- What you have to do -
Copy every line from the material below that holds "Post".
— START Provided entries —
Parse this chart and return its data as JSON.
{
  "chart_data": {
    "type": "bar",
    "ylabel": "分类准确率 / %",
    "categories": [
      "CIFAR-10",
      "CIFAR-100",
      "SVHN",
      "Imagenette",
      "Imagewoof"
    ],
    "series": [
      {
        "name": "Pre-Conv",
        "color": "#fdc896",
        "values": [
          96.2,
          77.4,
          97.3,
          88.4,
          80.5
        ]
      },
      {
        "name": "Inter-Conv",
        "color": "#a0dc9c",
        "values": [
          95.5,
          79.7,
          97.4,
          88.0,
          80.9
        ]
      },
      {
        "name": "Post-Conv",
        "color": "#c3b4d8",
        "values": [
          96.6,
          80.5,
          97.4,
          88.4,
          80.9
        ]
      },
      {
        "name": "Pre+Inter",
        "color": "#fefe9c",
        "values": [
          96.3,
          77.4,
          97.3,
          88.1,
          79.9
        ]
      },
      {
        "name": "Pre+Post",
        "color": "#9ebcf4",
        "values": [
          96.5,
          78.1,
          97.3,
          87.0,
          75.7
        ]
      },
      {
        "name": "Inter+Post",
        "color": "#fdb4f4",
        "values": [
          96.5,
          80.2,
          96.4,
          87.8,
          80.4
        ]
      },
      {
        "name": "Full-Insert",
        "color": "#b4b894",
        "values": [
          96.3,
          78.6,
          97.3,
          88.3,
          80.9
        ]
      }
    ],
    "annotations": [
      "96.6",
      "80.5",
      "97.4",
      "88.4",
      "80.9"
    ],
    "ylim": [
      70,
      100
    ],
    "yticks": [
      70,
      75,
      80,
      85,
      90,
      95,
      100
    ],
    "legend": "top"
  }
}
— END Provided entries —
— START Provided entries —
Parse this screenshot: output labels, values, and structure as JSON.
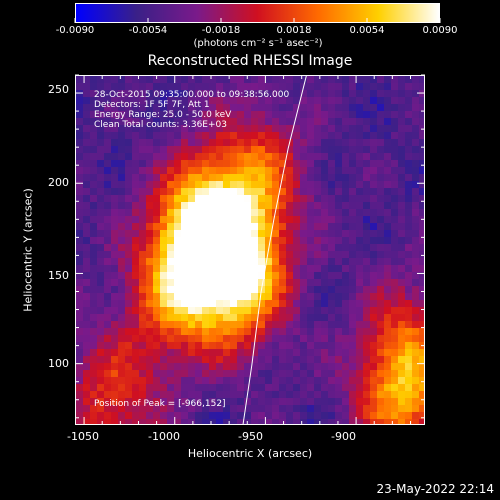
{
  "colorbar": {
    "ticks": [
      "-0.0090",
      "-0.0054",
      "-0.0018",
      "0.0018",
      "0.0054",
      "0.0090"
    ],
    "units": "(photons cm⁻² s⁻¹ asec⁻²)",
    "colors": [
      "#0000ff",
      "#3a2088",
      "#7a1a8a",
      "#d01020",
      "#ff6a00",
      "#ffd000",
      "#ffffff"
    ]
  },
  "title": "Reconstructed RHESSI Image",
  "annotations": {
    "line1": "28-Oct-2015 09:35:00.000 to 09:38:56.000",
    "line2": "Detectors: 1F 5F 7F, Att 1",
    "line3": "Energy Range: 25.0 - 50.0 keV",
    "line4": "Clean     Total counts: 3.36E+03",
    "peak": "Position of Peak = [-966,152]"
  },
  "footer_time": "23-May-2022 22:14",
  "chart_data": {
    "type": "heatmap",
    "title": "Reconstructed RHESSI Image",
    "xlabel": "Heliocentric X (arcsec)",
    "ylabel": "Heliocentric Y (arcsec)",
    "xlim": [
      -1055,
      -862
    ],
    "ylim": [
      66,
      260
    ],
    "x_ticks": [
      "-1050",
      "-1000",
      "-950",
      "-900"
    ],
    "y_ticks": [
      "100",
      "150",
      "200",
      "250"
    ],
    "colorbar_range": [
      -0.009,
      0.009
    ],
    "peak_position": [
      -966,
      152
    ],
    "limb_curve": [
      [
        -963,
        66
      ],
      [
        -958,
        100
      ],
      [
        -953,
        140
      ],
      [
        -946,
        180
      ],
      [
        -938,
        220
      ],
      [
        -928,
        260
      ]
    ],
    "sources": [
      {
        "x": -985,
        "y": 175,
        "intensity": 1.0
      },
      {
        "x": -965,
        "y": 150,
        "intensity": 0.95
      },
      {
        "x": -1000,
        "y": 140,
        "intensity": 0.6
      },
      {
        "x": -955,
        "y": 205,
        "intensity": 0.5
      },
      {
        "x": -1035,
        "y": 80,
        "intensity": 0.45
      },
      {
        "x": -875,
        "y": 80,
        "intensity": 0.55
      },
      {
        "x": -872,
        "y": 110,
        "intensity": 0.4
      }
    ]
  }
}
— END Provided entries —
- Correct output -
        "name": "Post-Conv",
        "name": "Pre+Post",
        "name": "Inter+Post",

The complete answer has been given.